TASK:
With the pictures omitted, write out the entries that follow exactly as they stand.
-------- EXERCISE MATERIALS
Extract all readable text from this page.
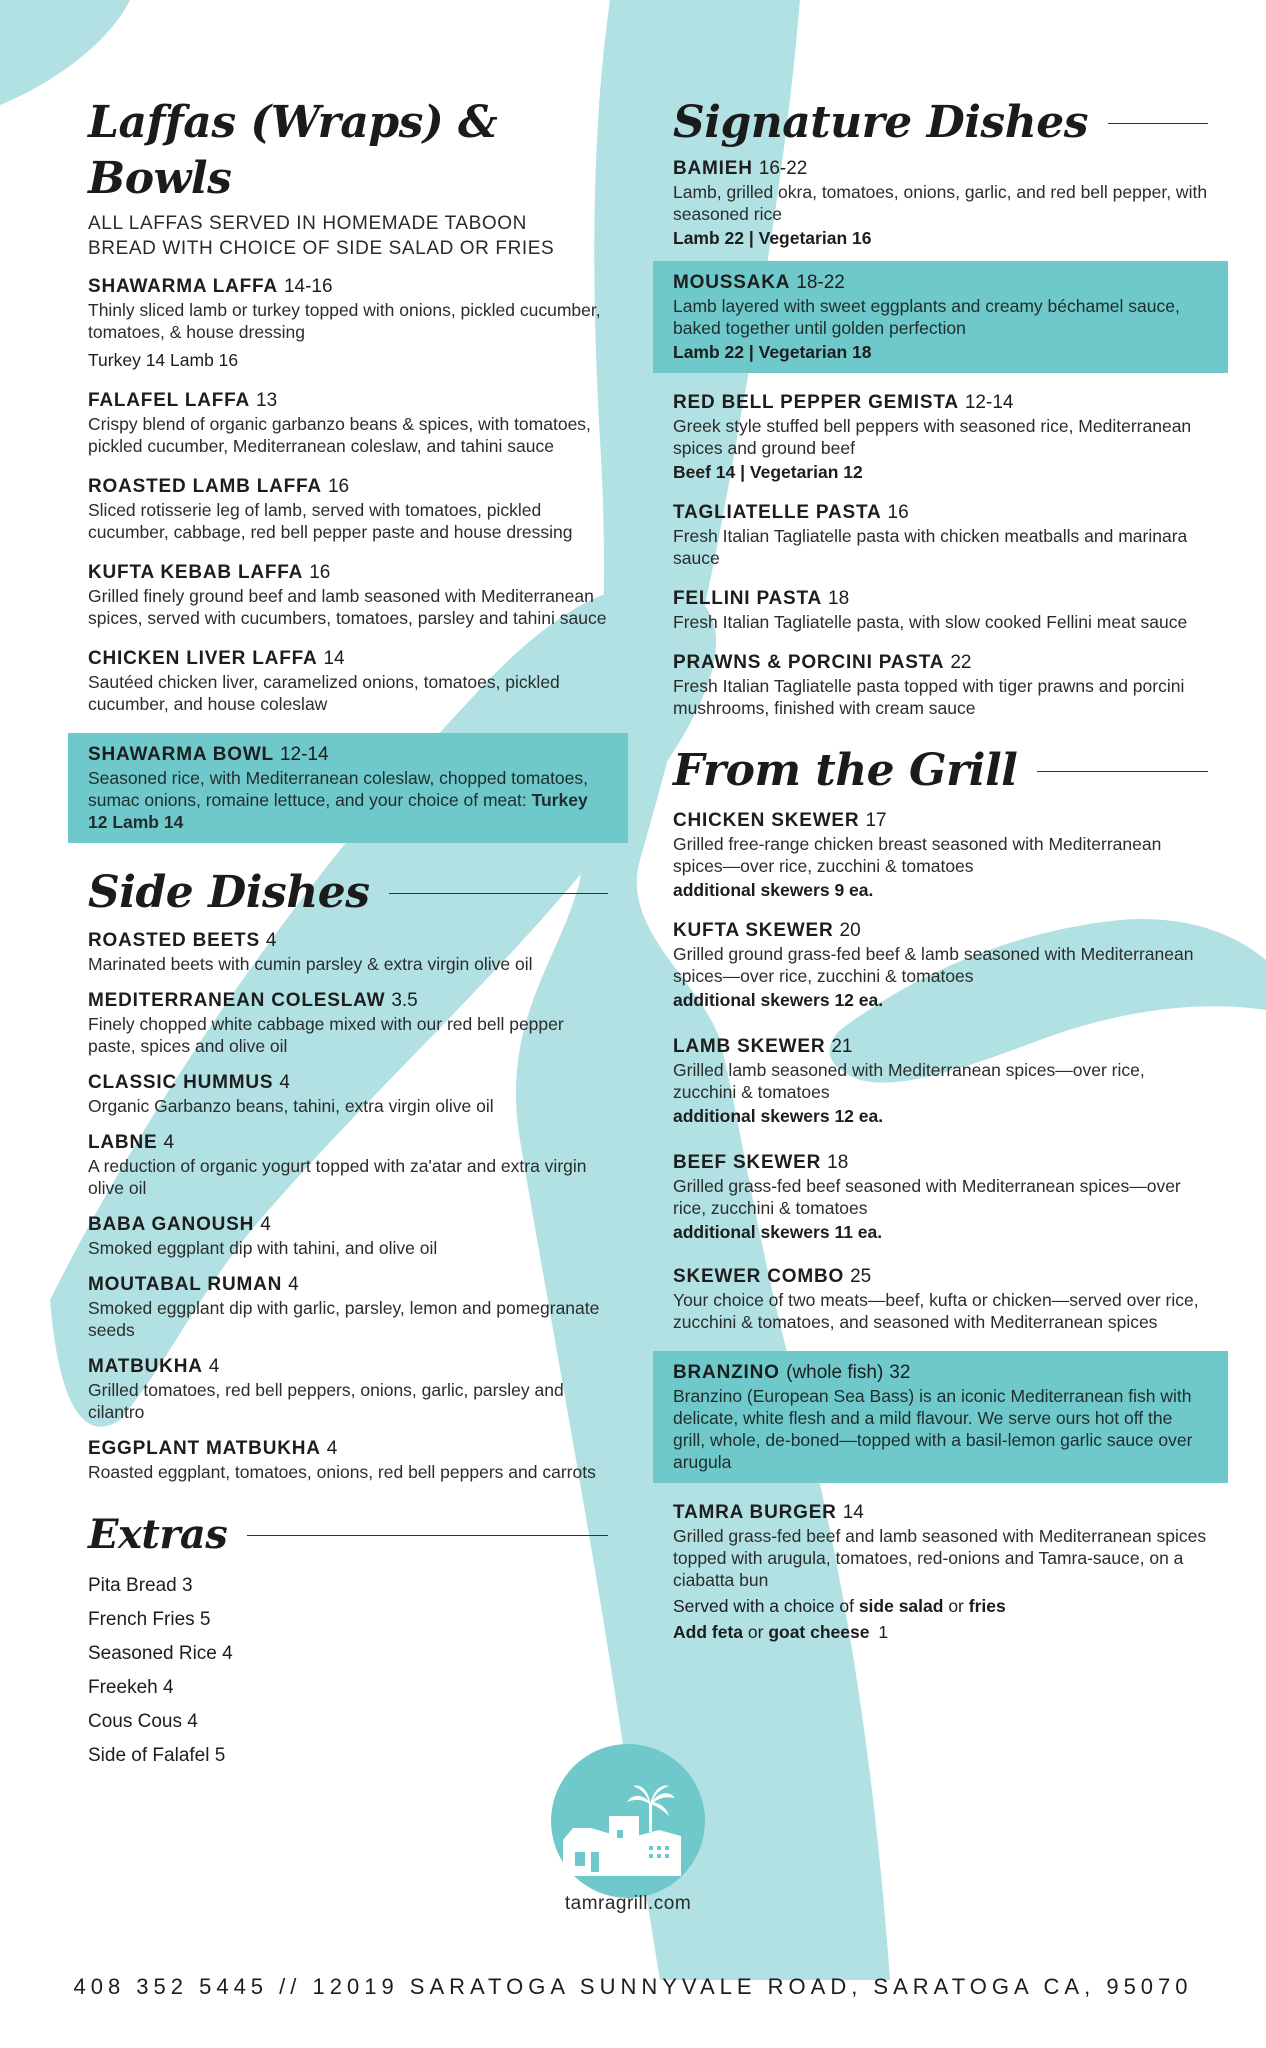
Laffas (Wraps) & Bowls
ALL LAFFAS SERVED IN HOMEMADE TABOON
BREAD WITH CHOICE OF SIDE SALAD OR FRIES
SHAWARMA LAFFA 14-16
Thinly sliced lamb or turkey topped with onions, pickled cucumber, tomatoes, & house dressing
Turkey 14 Lamb 16
FALAFEL LAFFA 13
Crispy blend of organic garbanzo beans & spices, with tomatoes, pickled cucumber, Mediterranean coleslaw, and tahini sauce
ROASTED LAMB LAFFA 16
Sliced rotisserie leg of lamb, served with tomatoes, pickled cucumber, cabbage, red bell pepper paste and house dressing
KUFTA KEBAB LAFFA 16
Grilled finely ground beef and lamb seasoned with Mediterranean spices, served with cucumbers, tomatoes, parsley and tahini sauce
CHICKEN LIVER LAFFA 14
Sautéed chicken liver, caramelized onions, tomatoes, pickled cucumber, and house coleslaw
SHAWARMA BOWL 12-14
Seasoned rice, with Mediterranean coleslaw, chopped tomatoes, sumac onions, romaine lettuce, and your choice of meat: Turkey 12 Lamb 14
Side Dishes
ROASTED BEETS 4
Marinated beets with cumin parsley & extra virgin olive oil
MEDITERRANEAN COLESLAW 3.5
Finely chopped white cabbage mixed with our red bell pepper paste, spices and olive oil
CLASSIC HUMMUS 4
Organic Garbanzo beans, tahini, extra virgin olive oil
LABNE 4
A reduction of organic yogurt topped with za'atar and extra virgin olive oil
BABA GANOUSH 4
Smoked eggplant dip with tahini, and olive oil
MOUTABAL RUMAN 4
Smoked eggplant dip with garlic, parsley, lemon and pomegranate seeds
MATBUKHA 4
Grilled tomatoes, red bell peppers, onions, garlic, parsley and cilantro
EGGPLANT MATBUKHA 4
Roasted eggplant, tomatoes, onions, red bell peppers and carrots
Extras
Pita Bread 3
French Fries 5
Seasoned Rice 4
Freekeh 4
Cous Cous 4
Side of Falafel 5
Signature Dishes
BAMIEH 16-22
Lamb, grilled okra, tomatoes, onions, garlic, and red bell pepper, with seasoned rice
Lamb 22 | Vegetarian 16
MOUSSAKA 18-22
Lamb layered with sweet eggplants and creamy béchamel sauce, baked together until golden perfection
Lamb 22 | Vegetarian 18
RED BELL PEPPER GEMISTA 12-14
Greek style stuffed bell peppers with seasoned rice, Mediterranean spices and ground beef
Beef 14 | Vegetarian 12
TAGLIATELLE PASTA 16
Fresh Italian Tagliatelle pasta with chicken meatballs and marinara sauce
FELLINI PASTA 18
Fresh Italian Tagliatelle pasta, with slow cooked Fellini meat sauce
PRAWNS & PORCINI PASTA 22
Fresh Italian Tagliatelle pasta topped with tiger prawns and porcini mushrooms, finished with cream sauce
From the Grill
CHICKEN SKEWER 17
Grilled free-range chicken breast seasoned with Mediterranean spices—over rice, zucchini & tomatoes
additional skewers 9 ea.
KUFTA SKEWER 20
Grilled ground grass-fed beef & lamb seasoned with Mediterranean spices—over rice, zucchini & tomatoes
additional skewers 12 ea.
LAMB SKEWER 21
Grilled lamb seasoned with Mediterranean spices—over rice, zucchini & tomatoes
additional skewers 12 ea.
BEEF SKEWER 18
Grilled grass-fed beef seasoned with Mediterranean spices—over rice, zucchini & tomatoes
additional skewers 11 ea.
SKEWER COMBO 25
Your choice of two meats—beef, kufta or chicken—served over rice, zucchini & tomatoes, and seasoned with Mediterranean spices
BRANZINO (whole fish) 32
Branzino (European Sea Bass) is an iconic Mediterranean fish with delicate, white flesh and a mild flavour. We serve ours hot off the grill, whole, de-boned—topped with a basil-lemon garlic sauce over arugula
TAMRA BURGER 14
Grilled grass-fed beef and lamb seasoned with Mediterranean spices topped with arugula, tomatoes, red-onions and Tamra-sauce, on a ciabatta bun
Served with a choice of side salad or fries
Add feta or goat cheese 1
tamragrill.com
408 352 5445 // 12019 SARATOGA SUNNYVALE ROAD, SARATOGA CA, 95070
----------------
ANSWER TO THE EXERCISE:
Extract all readable text from this page.
Laffas (Wraps) & Bowls
ALL LAFFAS SERVED IN HOMEMADE TABOON
BREAD WITH CHOICE OF SIDE SALAD OR FRIES
SHAWARMA LAFFA 14-16
Thinly sliced lamb or turkey topped with onions, pickled cucumber, tomatoes, & house dressing
Turkey 14 Lamb 16
FALAFEL LAFFA 13
Crispy blend of organic garbanzo beans & spices, with tomatoes, pickled cucumber, Mediterranean coleslaw, and tahini sauce
ROASTED LAMB LAFFA 16
Sliced rotisserie leg of lamb, served with tomatoes, pickled cucumber, cabbage, red bell pepper paste and house dressing
KUFTA KEBAB LAFFA 16
Grilled finely ground beef and lamb seasoned with Mediterranean spices, served with cucumbers, tomatoes, parsley and tahini sauce
CHICKEN LIVER LAFFA 14
Sautéed chicken liver, caramelized onions, tomatoes, pickled cucumber, and house coleslaw
SHAWARMA BOWL 12-14
Seasoned rice, with Mediterranean coleslaw, chopped tomatoes, sumac onions, romaine lettuce, and your choice of meat: Turkey 12 Lamb 14
Side Dishes
ROASTED BEETS 4
Marinated beets with cumin parsley & extra virgin olive oil
MEDITERRANEAN COLESLAW 3.5
Finely chopped white cabbage mixed with our red bell pepper paste, spices and olive oil
CLASSIC HUMMUS 4
Organic Garbanzo beans, tahini, extra virgin olive oil
LABNE 4
A reduction of organic yogurt topped with za'atar and extra virgin olive oil
BABA GANOUSH 4
Smoked eggplant dip with tahini, and olive oil
MOUTABAL RUMAN 4
Smoked eggplant dip with garlic, parsley, lemon and pomegranate seeds
MATBUKHA 4
Grilled tomatoes, red bell peppers, onions, garlic, parsley and cilantro
EGGPLANT MATBUKHA 4
Roasted eggplant, tomatoes, onions, red bell peppers and carrots
Extras
Pita Bread 3
French Fries 5
Seasoned Rice 4
Freekeh 4
Cous Cous 4
Side of Falafel 5
Signature Dishes
BAMIEH 16-22
Lamb, grilled okra, tomatoes, onions, garlic, and red bell pepper, with seasoned rice
Lamb 22 | Vegetarian 16
MOUSSAKA 18-22
Lamb layered with sweet eggplants and creamy béchamel sauce, baked together until golden perfection
Lamb 22 | Vegetarian 18
RED BELL PEPPER GEMISTA 12-14
Greek style stuffed bell peppers with seasoned rice, Mediterranean spices and ground beef
Beef 14 | Vegetarian 12
TAGLIATELLE PASTA 16
Fresh Italian Tagliatelle pasta with chicken meatballs and marinara sauce
FELLINI PASTA 18
Fresh Italian Tagliatelle pasta, with slow cooked Fellini meat sauce
PRAWNS & PORCINI PASTA 22
Fresh Italian Tagliatelle pasta topped with tiger prawns and porcini mushrooms, finished with cream sauce
From the Grill
CHICKEN SKEWER 17
Grilled free-range chicken breast seasoned with Mediterranean spices—over rice, zucchini & tomatoes
additional skewers 9 ea.
KUFTA SKEWER 20
Grilled ground grass-fed beef & lamb seasoned with Mediterranean spices—over rice, zucchini & tomatoes
additional skewers 12 ea.
LAMB SKEWER 21
Grilled lamb seasoned with Mediterranean spices—over rice, zucchini & tomatoes
additional skewers 12 ea.
BEEF SKEWER 18
Grilled grass-fed beef seasoned with Mediterranean spices—over rice, zucchini & tomatoes
additional skewers 11 ea.
SKEWER COMBO 25
Your choice of two meats—beef, kufta or chicken—served over rice, zucchini & tomatoes, and seasoned with Mediterranean spices
BRANZINO (whole fish) 32
Branzino (European Sea Bass) is an iconic Mediterranean fish with delicate, white flesh and a mild flavour. We serve ours hot off the grill, whole, de-boned—topped with a basil-lemon garlic sauce over arugula
TAMRA BURGER 14
Grilled grass-fed beef and lamb seasoned with Mediterranean spices topped with arugula, tomatoes, red-onions and Tamra-sauce, on a ciabatta bun
Served with a choice of side salad or fries
Add feta or goat cheese 1
tamragrill.com
408 352 5445 // 12019 SARATOGA SUNNYVALE ROAD, SARATOGA CA, 95070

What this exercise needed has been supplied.